§ AIM
Copy the records below word for word, beginning with their very first line and going on through the line that contains "humidity-tick-label: 40: [28, 256, 40, 267]", with both of those lines included.

§ INPUT
--

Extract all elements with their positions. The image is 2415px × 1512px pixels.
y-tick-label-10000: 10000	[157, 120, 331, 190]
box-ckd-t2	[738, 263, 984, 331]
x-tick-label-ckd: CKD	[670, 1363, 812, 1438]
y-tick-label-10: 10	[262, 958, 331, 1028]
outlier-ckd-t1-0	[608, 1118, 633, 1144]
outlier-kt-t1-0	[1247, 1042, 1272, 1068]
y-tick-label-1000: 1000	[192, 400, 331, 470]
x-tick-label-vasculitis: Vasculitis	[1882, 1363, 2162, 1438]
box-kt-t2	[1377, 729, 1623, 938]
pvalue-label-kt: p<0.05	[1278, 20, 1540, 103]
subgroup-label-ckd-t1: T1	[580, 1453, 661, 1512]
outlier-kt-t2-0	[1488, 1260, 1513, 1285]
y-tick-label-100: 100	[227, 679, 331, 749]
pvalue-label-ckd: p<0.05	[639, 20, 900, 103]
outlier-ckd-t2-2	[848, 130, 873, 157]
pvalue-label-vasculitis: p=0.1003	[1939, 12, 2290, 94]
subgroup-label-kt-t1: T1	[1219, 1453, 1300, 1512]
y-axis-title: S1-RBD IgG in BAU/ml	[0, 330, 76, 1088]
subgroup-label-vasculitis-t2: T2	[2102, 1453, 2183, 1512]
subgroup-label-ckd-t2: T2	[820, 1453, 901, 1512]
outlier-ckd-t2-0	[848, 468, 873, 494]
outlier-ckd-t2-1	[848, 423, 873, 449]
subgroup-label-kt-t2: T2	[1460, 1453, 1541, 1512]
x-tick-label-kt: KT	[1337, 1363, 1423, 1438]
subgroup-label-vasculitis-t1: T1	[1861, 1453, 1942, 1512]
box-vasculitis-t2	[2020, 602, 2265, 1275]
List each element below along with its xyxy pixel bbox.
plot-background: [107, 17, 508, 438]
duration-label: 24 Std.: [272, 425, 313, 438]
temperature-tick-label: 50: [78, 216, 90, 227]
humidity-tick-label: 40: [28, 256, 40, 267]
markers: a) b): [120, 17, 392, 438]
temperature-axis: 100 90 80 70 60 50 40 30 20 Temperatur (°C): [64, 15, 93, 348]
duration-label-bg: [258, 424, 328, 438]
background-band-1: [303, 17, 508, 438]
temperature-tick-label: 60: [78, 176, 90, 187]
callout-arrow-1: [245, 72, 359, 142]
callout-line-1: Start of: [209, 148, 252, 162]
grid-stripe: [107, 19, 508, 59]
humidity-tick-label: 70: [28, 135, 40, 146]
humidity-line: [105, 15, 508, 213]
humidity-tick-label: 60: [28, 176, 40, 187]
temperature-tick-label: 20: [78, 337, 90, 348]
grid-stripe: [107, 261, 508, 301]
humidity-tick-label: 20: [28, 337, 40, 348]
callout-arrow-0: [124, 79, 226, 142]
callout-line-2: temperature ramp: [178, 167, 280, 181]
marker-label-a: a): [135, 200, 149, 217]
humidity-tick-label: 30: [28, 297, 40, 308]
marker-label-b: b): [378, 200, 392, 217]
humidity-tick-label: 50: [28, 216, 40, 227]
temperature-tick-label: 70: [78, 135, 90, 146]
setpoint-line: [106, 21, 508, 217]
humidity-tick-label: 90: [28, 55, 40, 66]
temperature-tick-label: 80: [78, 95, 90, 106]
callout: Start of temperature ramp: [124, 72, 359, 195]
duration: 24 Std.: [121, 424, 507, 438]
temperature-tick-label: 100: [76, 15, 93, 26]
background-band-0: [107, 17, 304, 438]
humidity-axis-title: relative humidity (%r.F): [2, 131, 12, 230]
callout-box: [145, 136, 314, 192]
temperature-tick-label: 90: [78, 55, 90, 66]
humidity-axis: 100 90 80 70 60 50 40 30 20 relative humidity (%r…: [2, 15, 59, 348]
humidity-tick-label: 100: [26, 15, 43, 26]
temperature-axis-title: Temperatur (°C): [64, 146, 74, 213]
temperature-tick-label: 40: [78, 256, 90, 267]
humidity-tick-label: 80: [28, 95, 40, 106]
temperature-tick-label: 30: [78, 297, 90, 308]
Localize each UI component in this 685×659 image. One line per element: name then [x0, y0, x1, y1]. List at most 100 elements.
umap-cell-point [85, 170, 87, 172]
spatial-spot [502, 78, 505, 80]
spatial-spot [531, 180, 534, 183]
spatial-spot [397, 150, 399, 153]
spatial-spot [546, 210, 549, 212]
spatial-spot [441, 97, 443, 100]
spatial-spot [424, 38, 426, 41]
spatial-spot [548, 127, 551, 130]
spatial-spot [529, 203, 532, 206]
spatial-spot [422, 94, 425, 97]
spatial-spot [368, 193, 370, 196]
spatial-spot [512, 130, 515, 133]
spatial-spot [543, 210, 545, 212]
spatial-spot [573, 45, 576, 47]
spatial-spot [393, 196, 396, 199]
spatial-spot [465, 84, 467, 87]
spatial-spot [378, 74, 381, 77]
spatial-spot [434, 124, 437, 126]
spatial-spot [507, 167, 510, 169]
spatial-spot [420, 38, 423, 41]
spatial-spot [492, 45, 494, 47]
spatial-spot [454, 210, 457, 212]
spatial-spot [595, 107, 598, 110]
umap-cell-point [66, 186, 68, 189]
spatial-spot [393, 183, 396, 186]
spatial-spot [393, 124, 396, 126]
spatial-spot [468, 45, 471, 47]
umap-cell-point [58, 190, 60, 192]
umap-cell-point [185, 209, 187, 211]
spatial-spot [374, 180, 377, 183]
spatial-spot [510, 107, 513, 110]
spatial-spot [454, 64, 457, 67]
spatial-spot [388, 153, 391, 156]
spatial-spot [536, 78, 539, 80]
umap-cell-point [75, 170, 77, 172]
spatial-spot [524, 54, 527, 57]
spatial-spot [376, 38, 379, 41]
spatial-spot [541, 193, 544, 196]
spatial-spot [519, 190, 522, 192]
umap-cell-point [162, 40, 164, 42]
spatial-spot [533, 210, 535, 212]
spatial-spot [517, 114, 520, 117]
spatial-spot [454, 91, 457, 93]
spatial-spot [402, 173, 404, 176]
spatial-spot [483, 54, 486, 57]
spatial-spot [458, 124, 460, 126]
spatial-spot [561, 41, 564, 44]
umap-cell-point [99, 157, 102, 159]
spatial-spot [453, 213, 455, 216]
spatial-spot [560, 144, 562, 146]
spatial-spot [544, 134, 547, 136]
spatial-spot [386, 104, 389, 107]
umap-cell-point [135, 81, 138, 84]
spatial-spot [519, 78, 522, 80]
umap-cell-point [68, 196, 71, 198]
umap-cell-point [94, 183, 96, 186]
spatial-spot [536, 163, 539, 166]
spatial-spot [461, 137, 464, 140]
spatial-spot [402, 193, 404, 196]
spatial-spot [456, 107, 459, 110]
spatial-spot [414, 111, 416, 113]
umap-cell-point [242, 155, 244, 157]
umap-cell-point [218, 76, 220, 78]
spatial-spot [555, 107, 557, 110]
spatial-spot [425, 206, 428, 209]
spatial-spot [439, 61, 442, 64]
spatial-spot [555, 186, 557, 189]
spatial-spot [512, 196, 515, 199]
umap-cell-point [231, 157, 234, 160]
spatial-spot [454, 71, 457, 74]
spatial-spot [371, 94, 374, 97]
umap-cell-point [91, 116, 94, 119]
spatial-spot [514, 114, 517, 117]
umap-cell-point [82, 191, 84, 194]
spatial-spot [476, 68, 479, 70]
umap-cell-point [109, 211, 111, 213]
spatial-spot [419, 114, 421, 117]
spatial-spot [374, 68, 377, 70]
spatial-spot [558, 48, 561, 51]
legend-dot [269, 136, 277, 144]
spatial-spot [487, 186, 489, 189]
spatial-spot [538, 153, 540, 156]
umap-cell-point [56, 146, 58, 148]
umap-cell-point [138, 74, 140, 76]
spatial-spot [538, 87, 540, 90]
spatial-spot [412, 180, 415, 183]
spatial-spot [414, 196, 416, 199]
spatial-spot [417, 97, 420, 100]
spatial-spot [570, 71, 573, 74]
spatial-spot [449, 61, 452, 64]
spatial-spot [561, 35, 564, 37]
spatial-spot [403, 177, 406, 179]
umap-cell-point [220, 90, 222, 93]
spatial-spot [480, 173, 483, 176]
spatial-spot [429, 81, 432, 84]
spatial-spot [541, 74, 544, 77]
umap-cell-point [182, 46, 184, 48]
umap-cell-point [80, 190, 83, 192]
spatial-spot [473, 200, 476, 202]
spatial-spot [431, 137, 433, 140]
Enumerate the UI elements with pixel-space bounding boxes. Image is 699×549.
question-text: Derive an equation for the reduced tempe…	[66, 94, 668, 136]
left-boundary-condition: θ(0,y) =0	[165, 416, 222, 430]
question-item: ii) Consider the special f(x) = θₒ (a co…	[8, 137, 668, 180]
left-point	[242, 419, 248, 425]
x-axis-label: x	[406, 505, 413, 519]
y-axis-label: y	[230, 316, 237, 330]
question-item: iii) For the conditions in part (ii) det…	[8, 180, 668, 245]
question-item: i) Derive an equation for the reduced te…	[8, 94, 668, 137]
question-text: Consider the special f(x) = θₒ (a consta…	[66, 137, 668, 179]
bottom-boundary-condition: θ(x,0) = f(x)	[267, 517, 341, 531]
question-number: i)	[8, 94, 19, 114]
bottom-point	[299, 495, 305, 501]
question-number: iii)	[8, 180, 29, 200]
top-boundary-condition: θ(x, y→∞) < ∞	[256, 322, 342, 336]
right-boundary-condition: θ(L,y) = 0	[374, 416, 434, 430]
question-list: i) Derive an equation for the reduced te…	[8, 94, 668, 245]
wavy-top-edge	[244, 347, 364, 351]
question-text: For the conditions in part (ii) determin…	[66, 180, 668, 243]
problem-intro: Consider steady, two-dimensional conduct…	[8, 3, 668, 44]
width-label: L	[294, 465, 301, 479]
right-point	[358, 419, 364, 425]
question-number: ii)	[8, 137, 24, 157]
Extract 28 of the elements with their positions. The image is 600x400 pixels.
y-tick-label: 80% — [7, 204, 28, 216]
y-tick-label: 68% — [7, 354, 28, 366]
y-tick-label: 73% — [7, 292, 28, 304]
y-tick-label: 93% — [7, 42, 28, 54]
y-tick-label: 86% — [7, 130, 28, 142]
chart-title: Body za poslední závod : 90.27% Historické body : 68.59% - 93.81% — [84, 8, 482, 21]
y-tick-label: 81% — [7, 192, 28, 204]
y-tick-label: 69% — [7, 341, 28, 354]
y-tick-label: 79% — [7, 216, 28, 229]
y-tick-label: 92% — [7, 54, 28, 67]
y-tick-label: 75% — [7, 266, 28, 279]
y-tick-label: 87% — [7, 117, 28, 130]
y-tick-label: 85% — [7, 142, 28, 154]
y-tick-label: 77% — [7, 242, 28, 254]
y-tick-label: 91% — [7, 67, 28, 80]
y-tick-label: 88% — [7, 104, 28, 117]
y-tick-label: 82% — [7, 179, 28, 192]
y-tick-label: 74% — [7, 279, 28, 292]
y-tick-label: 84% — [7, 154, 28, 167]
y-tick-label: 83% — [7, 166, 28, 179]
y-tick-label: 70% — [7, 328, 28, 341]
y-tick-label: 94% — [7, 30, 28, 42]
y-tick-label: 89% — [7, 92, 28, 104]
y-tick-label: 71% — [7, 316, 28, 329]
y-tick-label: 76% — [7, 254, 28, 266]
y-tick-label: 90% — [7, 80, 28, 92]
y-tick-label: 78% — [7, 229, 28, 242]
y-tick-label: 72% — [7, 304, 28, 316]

--

§ SOLUTION TO THIS TASK
Extract all elements with their positions. The image is 2415px × 1512px pixels.
y-tick-label-10000: 10000	[157, 120, 331, 190]
box-ckd-t2	[738, 263, 984, 331]
x-tick-label-ckd: CKD	[670, 1363, 812, 1438]
y-tick-label-10: 10	[262, 958, 331, 1028]
outlier-ckd-t1-0	[608, 1118, 633, 1144]
outlier-kt-t1-0	[1247, 1042, 1272, 1068]
y-tick-label-1000: 1000	[192, 400, 331, 470]
x-tick-label-vasculitis: Vasculitis	[1882, 1363, 2162, 1438]
box-kt-t2	[1377, 729, 1623, 938]
pvalue-label-kt: p<0.05	[1278, 20, 1540, 103]
subgroup-label-ckd-t1: T1	[580, 1453, 661, 1512]
outlier-kt-t2-0	[1488, 1260, 1513, 1285]
y-tick-label-100: 100	[227, 679, 331, 749]
pvalue-label-ckd: p<0.05	[639, 20, 900, 103]
outlier-ckd-t2-2	[848, 130, 873, 157]
pvalue-label-vasculitis: p=0.1003	[1939, 12, 2290, 94]
subgroup-label-kt-t1: T1	[1219, 1453, 1300, 1512]
y-axis-title: S1-RBD IgG in BAU/ml	[0, 330, 76, 1088]
subgroup-label-vasculitis-t2: T2	[2102, 1453, 2183, 1512]
subgroup-label-ckd-t2: T2	[820, 1453, 901, 1512]
outlier-ckd-t2-0	[848, 468, 873, 494]
outlier-ckd-t2-1	[848, 423, 873, 449]
subgroup-label-kt-t2: T2	[1460, 1453, 1541, 1512]
x-tick-label-kt: KT	[1337, 1363, 1423, 1438]
subgroup-label-vasculitis-t1: T1	[1861, 1453, 1942, 1512]
box-vasculitis-t2	[2020, 602, 2265, 1275]
List each element below along with its xyxy pixel bbox.
plot-background: [107, 17, 508, 438]
duration-label: 24 Std.: [272, 425, 313, 438]
temperature-tick-label: 50: [78, 216, 90, 227]
humidity-tick-label: 40: [28, 256, 40, 267]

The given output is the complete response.